### [SHORT TASK]
Give the number of lines holding the string "JSON" and nothing more.

### [SUPPLIED MATERIAL]
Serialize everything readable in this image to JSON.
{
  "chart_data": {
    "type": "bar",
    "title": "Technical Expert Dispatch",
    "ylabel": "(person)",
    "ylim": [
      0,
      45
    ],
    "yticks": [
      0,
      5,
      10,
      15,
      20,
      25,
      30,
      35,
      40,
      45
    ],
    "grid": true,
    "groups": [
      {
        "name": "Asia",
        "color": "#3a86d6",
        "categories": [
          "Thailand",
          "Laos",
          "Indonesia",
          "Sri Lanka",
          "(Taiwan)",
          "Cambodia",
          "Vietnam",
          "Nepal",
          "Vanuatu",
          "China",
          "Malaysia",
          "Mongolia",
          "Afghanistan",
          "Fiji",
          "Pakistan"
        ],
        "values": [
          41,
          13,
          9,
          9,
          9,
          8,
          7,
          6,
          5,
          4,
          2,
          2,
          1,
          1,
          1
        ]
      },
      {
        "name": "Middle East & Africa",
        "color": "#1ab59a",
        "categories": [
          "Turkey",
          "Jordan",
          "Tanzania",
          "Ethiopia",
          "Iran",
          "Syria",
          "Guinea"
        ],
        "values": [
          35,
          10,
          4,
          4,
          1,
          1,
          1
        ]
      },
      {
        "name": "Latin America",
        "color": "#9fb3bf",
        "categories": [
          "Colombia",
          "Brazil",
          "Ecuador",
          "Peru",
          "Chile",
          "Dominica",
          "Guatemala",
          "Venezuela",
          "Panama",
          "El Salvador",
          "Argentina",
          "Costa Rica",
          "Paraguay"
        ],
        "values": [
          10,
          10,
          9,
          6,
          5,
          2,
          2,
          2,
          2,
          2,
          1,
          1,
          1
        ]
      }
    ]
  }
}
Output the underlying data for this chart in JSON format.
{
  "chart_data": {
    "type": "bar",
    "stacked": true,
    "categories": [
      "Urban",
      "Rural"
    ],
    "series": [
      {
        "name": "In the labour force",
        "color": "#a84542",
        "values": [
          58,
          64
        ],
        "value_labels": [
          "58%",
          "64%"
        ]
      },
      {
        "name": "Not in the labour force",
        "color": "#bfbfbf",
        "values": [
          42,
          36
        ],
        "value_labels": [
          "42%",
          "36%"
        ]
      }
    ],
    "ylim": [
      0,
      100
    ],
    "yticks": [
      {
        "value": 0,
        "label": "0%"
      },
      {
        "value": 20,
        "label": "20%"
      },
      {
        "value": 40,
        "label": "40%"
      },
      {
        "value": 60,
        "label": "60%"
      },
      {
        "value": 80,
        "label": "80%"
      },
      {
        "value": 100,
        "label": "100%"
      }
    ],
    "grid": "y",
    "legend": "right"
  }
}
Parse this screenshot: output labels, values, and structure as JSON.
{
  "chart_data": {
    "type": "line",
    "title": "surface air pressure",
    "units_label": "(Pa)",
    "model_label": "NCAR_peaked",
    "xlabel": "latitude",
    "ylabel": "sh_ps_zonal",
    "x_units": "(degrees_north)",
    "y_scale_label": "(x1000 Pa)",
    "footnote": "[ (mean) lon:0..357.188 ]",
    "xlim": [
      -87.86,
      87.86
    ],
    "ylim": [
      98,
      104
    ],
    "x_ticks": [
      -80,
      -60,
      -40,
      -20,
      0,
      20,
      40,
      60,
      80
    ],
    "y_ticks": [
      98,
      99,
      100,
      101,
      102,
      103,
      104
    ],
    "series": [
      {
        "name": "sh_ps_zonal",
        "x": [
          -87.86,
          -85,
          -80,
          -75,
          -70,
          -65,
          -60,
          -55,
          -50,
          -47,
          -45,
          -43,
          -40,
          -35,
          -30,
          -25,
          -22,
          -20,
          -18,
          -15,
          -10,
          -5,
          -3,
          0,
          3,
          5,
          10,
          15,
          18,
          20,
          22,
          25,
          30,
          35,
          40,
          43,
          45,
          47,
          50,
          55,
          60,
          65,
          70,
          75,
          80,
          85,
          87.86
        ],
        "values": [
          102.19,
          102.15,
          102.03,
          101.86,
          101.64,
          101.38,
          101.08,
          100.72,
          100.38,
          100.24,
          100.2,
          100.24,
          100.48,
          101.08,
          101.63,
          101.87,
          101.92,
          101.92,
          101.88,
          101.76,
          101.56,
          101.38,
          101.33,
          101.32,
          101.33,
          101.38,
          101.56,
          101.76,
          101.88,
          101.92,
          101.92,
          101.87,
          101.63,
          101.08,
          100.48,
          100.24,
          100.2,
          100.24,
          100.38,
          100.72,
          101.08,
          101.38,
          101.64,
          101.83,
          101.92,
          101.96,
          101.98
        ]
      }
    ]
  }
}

### [REPLY TO THE TASK]
3